* WHAT YOU ARE ASKED TO DO
Reproduce every record below exactly as written, but leave out any pictures.

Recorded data
++++++++
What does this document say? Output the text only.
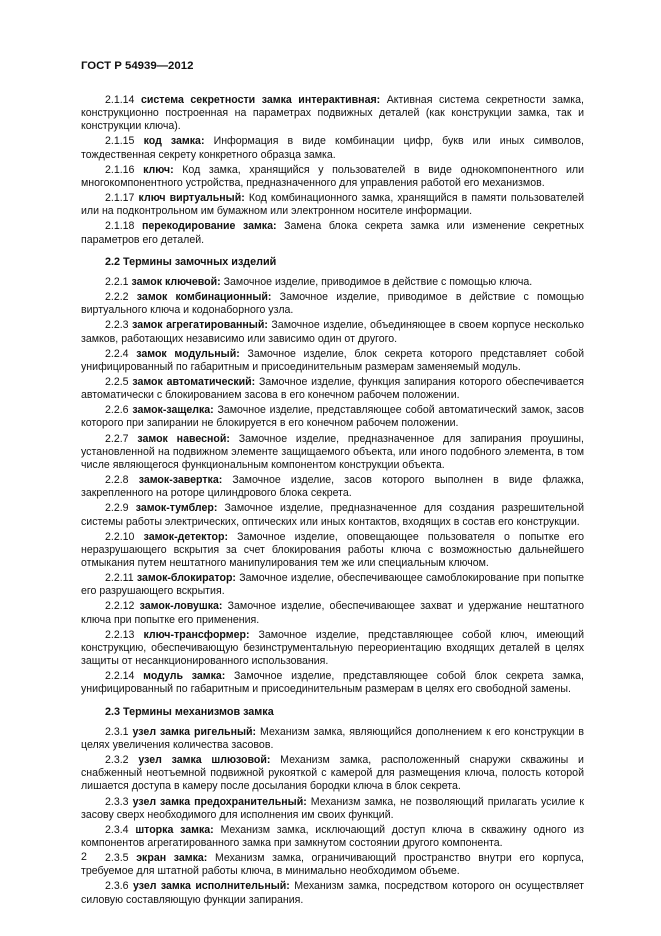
ГОСТ Р 54939—2012

2.1.14 система секретности замка интерактивная: Активная система секретности замка, конструкционно построенная на параметрах подвижных деталей (как конструкции замка, так и конструкции ключа).

2.1.15 код замка: Информация в виде комбинации цифр, букв или иных символов, тождественная секрету конкретного образца замка.

2.1.16 ключ: Код замка, хранящийся у пользователей в виде однокомпонентного или многокомпонентного устройства, предназначенного для управления работой его механизмов.

2.1.17 ключ виртуальный: Код комбинационного замка, хранящийся в памяти пользователей или на подконтрольном им бумажном или электронном носителе информации.

2.1.18 перекодирование замка: Замена блока секрета замка или изменение секретных параметров его деталей.

2.2 Термины замочных изделий

2.2.1 замок ключевой: Замочное изделие, приводимое в действие с помощью ключа.

2.2.2 замок комбинационный: Замочное изделие, приводимое в действие с помощью виртуального ключа и кодонаборного узла.

2.2.3 замок агрегатированный: Замочное изделие, объединяющее в своем корпусе несколько замков, работающих независимо или зависимо один от другого.

2.2.4 замок модульный: Замочное изделие, блок секрета которого представляет собой унифицированный по габаритным и присоединительным размерам заменяемый модуль.

2.2.5 замок автоматический: Замочное изделие, функция запирания которого обеспечивается автоматически с блокированием засова в его конечном рабочем положении.

2.2.6 замок-защелка: Замочное изделие, представляющее собой автоматический замок, засов которого при запирании не блокируется в его конечном рабочем положении.

2.2.7 замок навесной: Замочное изделие, предназначенное для запирания проушины, установленной на подвижном элементе защищаемого объекта, или иного подобного элемента, в том числе являющегося функциональным компонентом конструкции объекта.

2.2.8 замок-завертка: Замочное изделие, засов которого выполнен в виде флажка, закрепленного на роторе цилиндрового блока секрета.

2.2.9 замок-тумблер: Замочное изделие, предназначенное для создания разрешительной системы работы электрических, оптических или иных контактов, входящих в состав его конструкции.

2.2.10 замок-детектор: Замочное изделие, оповещающее пользователя о попытке его неразрушающего вскрытия за счет блокирования работы ключа с возможностью дальнейшего отмыкания путем нештатного манипулирования тем же или специальным ключом.

2.2.11 замок-блокиратор: Замочное изделие, обеспечивающее самоблокирование при попытке его разрушающего вскрытия.

2.2.12 замок-ловушка: Замочное изделие, обеспечивающее захват и удержание нештатного ключа при попытке его применения.

2.2.13 ключ-трансформер: Замочное изделие, представляющее собой ключ, имеющий конструкцию, обеспечивающую безинструментальную переориентацию входящих деталей в целях защиты от несанкционированного использования.

2.2.14 модуль замка: Замочное изделие, представляющее собой блок секрета замка, унифицированный по габаритным и присоединительным размерам в целях его свободной замены.

2.3 Термины механизмов замка

2.3.1 узел замка ригельный: Механизм замка, являющийся дополнением к его конструкции в целях увеличения количества засовов.

2.3.2 узел замка шлюзовой: Механизм замка, расположенный снаружи скважины и снабженный неотъемной подвижной рукояткой с камерой для размещения ключа, полость которой лишается доступа в камеру после досылания бородки ключа в блок секрета.

2.3.3 узел замка предохранительный: Механизм замка, не позволяющий прилагать усилие к засову сверх необходимого для исполнения им своих функций.

2.3.4 шторка замка: Механизм замка, исключающий доступ ключа в скважину одного из компонентов агрегатированного замка при замкнутом состоянии другого компонента.

2.3.5 экран замка: Механизм замка, ограничивающий пространство внутри его корпуса, требуемое для штатной работы ключа, в минимально необходимом объеме.

2.3.6 узел замка исполнительный: Механизм замка, посредством которого он осуществляет силовую составляющую функции запирания.

2
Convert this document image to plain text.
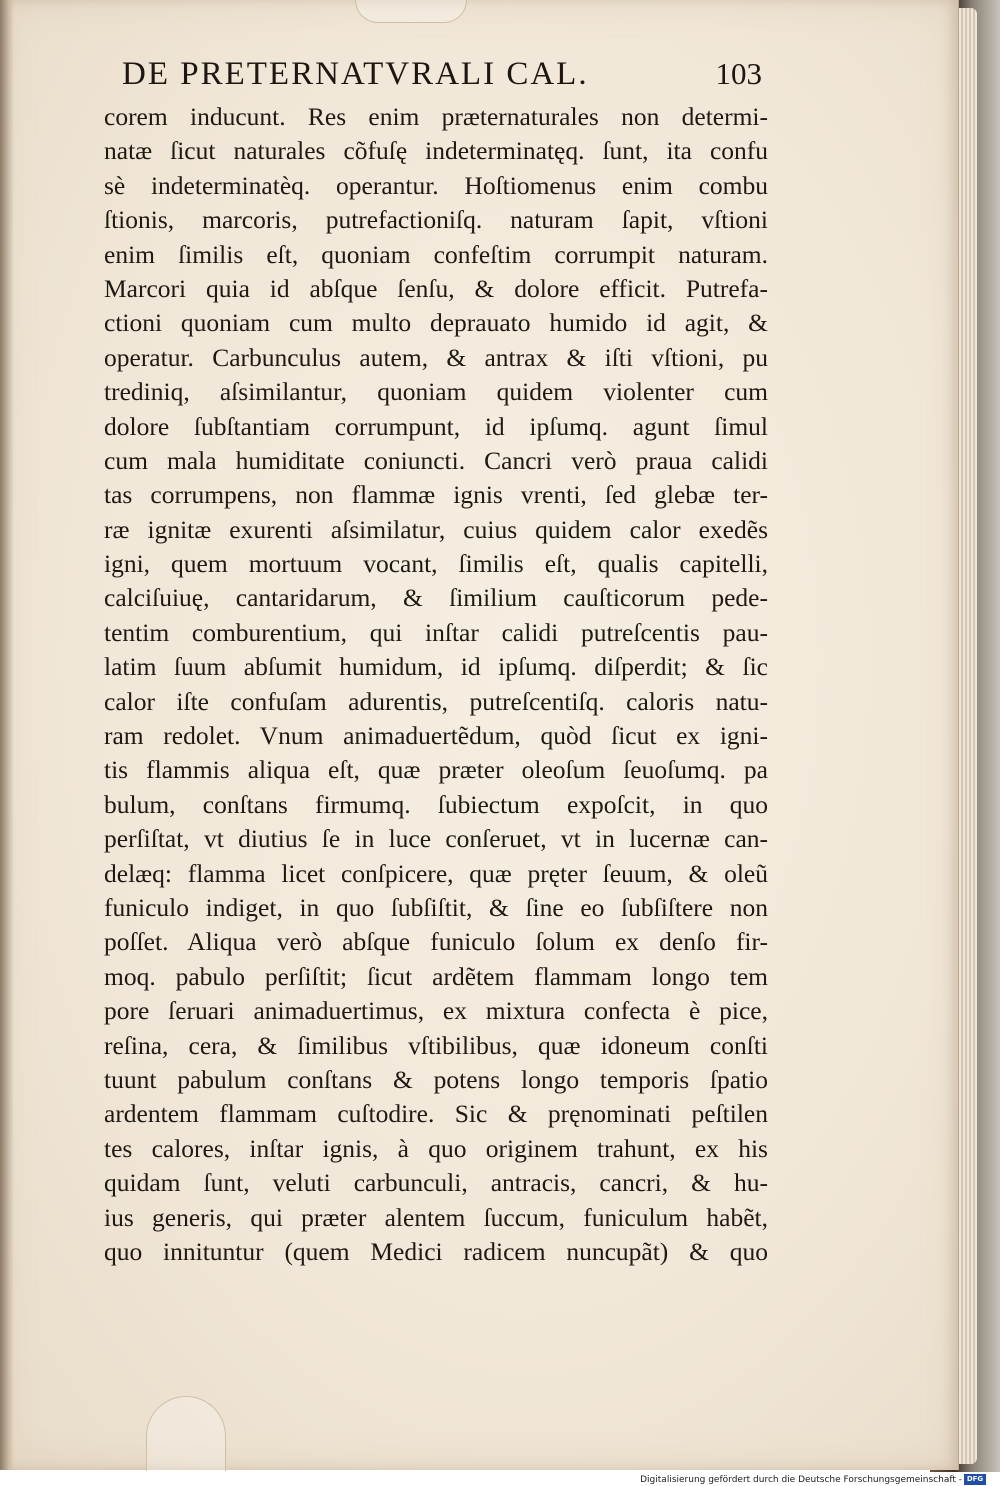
DE PRETERNATVRALI CAL.	103
corem inducunt. Res enim præternaturales non determi-
natæ ſicut naturales cõfuſę indeterminatęq. ſunt, ita confu
sè indeterminatèq. operantur. Hoſtiomenus enim combu
ſtionis, marcoris, putrefactioniſq. naturam ſapit, vſtioni
enim ſimilis eſt, quoniam confeſtim corrumpit naturam.
Marcori quia id abſque ſenſu, & dolore efficit. Putrefa-
ctioni quoniam cum multo deprauato humido id agit, &
operatur. Carbunculus autem, & antrax & iſti vſtioni, pu
trediniq, aſsimilantur, quoniam quidem violenter cum
dolore ſubſtantiam corrumpunt, id ipſumq. agunt ſimul
cum mala humiditate coniuncti. Cancri verò praua calidi
tas corrumpens, non flammæ ignis vrenti, ſed glebæ ter-
ræ ignitæ exurenti aſsimilatur, cuius quidem calor exedẽs
igni, quem mortuum vocant, ſimilis eſt, qualis capitelli,
calciſuiuę, cantaridarum, & ſimilium cauſticorum pede-
tentim comburentium, qui inſtar calidi putreſcentis pau-
latim ſuum abſumit humidum, id ipſumq. diſperdit; & ſic
calor iſte confuſam adurentis, putreſcentiſq. caloris natu-
ram redolet. Vnum animaduertẽdum, quòd ſicut ex igni-
tis flammis aliqua eſt, quæ præter oleoſum ſeuoſumq. pa
bulum, conſtans firmumq. ſubiectum expoſcit, in quo
perſiſtat, vt diutius ſe in luce conſeruet, vt in lucernæ can-
delæq: flamma licet conſpicere, quæ pręter ſeuum, & oleũ
funiculo indiget, in quo ſubſiſtit, & ſine eo ſubſiſtere non
poſſet. Aliqua verò abſque funiculo ſolum ex denſo fir-
moq. pabulo perſiſtit; ſicut ardẽtem flammam longo tem
pore ſeruari animaduertimus, ex mixtura confecta è pice,
reſina, cera, & ſimilibus vſtibilibus, quæ idoneum conſti
tuunt pabulum conſtans & potens longo temporis ſpatio
ardentem flammam cuſtodire. Sic & pręnominati peſtilen
tes calores, inſtar ignis, à quo originem trahunt, ex his
quidam ſunt, veluti carbunculi, antracis, cancri, & hu-
ius generis, qui præter alentem ſuccum, funiculum habẽt,
quo innituntur (quem Medici radicem nuncupãt) & quo
Digitalisierung gefördert durch die Deutsche Forschungsgemeinschaft - DFG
++++++++
* RESPONSE TO THIS EXERCISE
What does this document say? Output the text only.
ГОСТ Р 54939—2012

2.1.14 система секретности замка интерактивная: Активная система секретности замка, конструкционно построенная на параметрах подвижных деталей (как конструкции замка, так и конструкции ключа).

2.1.15 код замка: Информация в виде комбинации цифр, букв или иных символов, тождественная секрету конкретного образца замка.

2.1.16 ключ: Код замка, хранящийся у пользователей в виде однокомпонентного или многокомпонентного устройства, предназначенного для управления работой его механизмов.

2.1.17 ключ виртуальный: Код комбинационного замка, хранящийся в памяти пользователей или на подконтрольном им бумажном или электронном носителе информации.

2.1.18 перекодирование замка: Замена блока секрета замка или изменение секретных параметров его деталей.

2.2 Термины замочных изделий

2.2.1 замок ключевой: Замочное изделие, приводимое в действие с помощью ключа.

2.2.2 замок комбинационный: Замочное изделие, приводимое в действие с помощью виртуального ключа и кодонаборного узла.

2.2.3 замок агрегатированный: Замочное изделие, объединяющее в своем корпусе несколько замков, работающих независимо или зависимо один от другого.

2.2.4 замок модульный: Замочное изделие, блок секрета которого представляет собой унифицированный по габаритным и присоединительным размерам заменяемый модуль.

2.2.5 замок автоматический: Замочное изделие, функция запирания которого обеспечивается автоматически с блокированием засова в его конечном рабочем положении.

2.2.6 замок-защелка: Замочное изделие, представляющее собой автоматический замок, засов которого при запирании не блокируется в его конечном рабочем положении.

2.2.7 замок навесной: Замочное изделие, предназначенное для запирания проушины, установленной на подвижном элементе защищаемого объекта, или иного подобного элемента, в том числе являющегося функциональным компонентом конструкции объекта.

2.2.8 замок-завертка: Замочное изделие, засов которого выполнен в виде флажка, закрепленного на роторе цилиндрового блока секрета.

2.2.9 замок-тумблер: Замочное изделие, предназначенное для создания разрешительной системы работы электрических, оптических или иных контактов, входящих в состав его конструкции.

2.2.10 замок-детектор: Замочное изделие, оповещающее пользователя о попытке его неразрушающего вскрытия за счет блокирования работы ключа с возможностью дальнейшего отмыкания путем нештатного манипулирования тем же или специальным ключом.

2.2.11 замок-блокиратор: Замочное изделие, обеспечивающее самоблокирование при попытке его разрушающего вскрытия.

2.2.12 замок-ловушка: Замочное изделие, обеспечивающее захват и удержание нештатного ключа при попытке его применения.

2.2.13 ключ-трансформер: Замочное изделие, представляющее собой ключ, имеющий конструкцию, обеспечивающую безинструментальную переориентацию входящих деталей в целях защиты от несанкционированного использования.

2.2.14 модуль замка: Замочное изделие, представляющее собой блок секрета замка, унифицированный по габаритным и присоединительным размерам в целях его свободной замены.

2.3 Термины механизмов замка

2.3.1 узел замка ригельный: Механизм замка, являющийся дополнением к его конструкции в целях увеличения количества засовов.

2.3.2 узел замка шлюзовой: Механизм замка, расположенный снаружи скважины и снабженный неотъемной подвижной рукояткой с камерой для размещения ключа, полость которой лишается доступа в камеру после досылания бородки ключа в блок секрета.

2.3.3 узел замка предохранительный: Механизм замка, не позволяющий прилагать усилие к засову сверх необходимого для исполнения им своих функций.

2.3.4 шторка замка: Механизм замка, исключающий доступ ключа в скважину одного из компонентов агрегатированного замка при замкнутом состоянии другого компонента.

2.3.5 экран замка: Механизм замка, ограничивающий пространство внутри его корпуса, требуемое для штатной работы ключа, в минимально необходимом объеме.

2.3.6 узел замка исполнительный: Механизм замка, посредством которого он осуществляет силовую составляющую функции запирания.

2
Convert this document image to plain text.
DE PRETERNATVRALI CAL.	103
corem inducunt. Res enim præternaturales non determi-
natæ ſicut naturales cõfuſę indeterminatęq. ſunt, ita confu
sè indeterminatèq. operantur. Hoſtiomenus enim combu
ſtionis, marcoris, putrefactioniſq. naturam ſapit, vſtioni
enim ſimilis eſt, quoniam confeſtim corrumpit naturam.
Marcori quia id abſque ſenſu, & dolore efficit. Putrefa-
ctioni quoniam cum multo deprauato humido id agit, &
operatur. Carbunculus autem, & antrax & iſti vſtioni, pu
trediniq, aſsimilantur, quoniam quidem violenter cum
dolore ſubſtantiam corrumpunt, id ipſumq. agunt ſimul
cum mala humiditate coniuncti. Cancri verò praua calidi
tas corrumpens, non flammæ ignis vrenti, ſed glebæ ter-
ræ ignitæ exurenti aſsimilatur, cuius quidem calor exedẽs
igni, quem mortuum vocant, ſimilis eſt, qualis capitelli,
calciſuiuę, cantaridarum, & ſimilium cauſticorum pede-
tentim comburentium, qui inſtar calidi putreſcentis pau-
latim ſuum abſumit humidum, id ipſumq. diſperdit; & ſic
calor iſte confuſam adurentis, putreſcentiſq. caloris natu-
ram redolet. Vnum animaduertẽdum, quòd ſicut ex igni-
tis flammis aliqua eſt, quæ præter oleoſum ſeuoſumq. pa
bulum, conſtans firmumq. ſubiectum expoſcit, in quo
perſiſtat, vt diutius ſe in luce conſeruet, vt in lucernæ can-
delæq: flamma licet conſpicere, quæ pręter ſeuum, & oleũ
funiculo indiget, in quo ſubſiſtit, & ſine eo ſubſiſtere non
poſſet. Aliqua verò abſque funiculo ſolum ex denſo fir-
moq. pabulo perſiſtit; ſicut ardẽtem flammam longo tem
pore ſeruari animaduertimus, ex mixtura confecta è pice,
reſina, cera, & ſimilibus vſtibilibus, quæ idoneum conſti
tuunt pabulum conſtans & potens longo temporis ſpatio
ardentem flammam cuſtodire. Sic & pręnominati peſtilen
tes calores, inſtar ignis, à quo originem trahunt, ex his
quidam ſunt, veluti carbunculi, antracis, cancri, & hu-
ius generis, qui præter alentem ſuccum, funiculum habẽt,
quo innituntur (quem Medici radicem nuncupãt) & quo
Digitalisierung gefördert durch die Deutsche Forschungsgemeinschaft - DFG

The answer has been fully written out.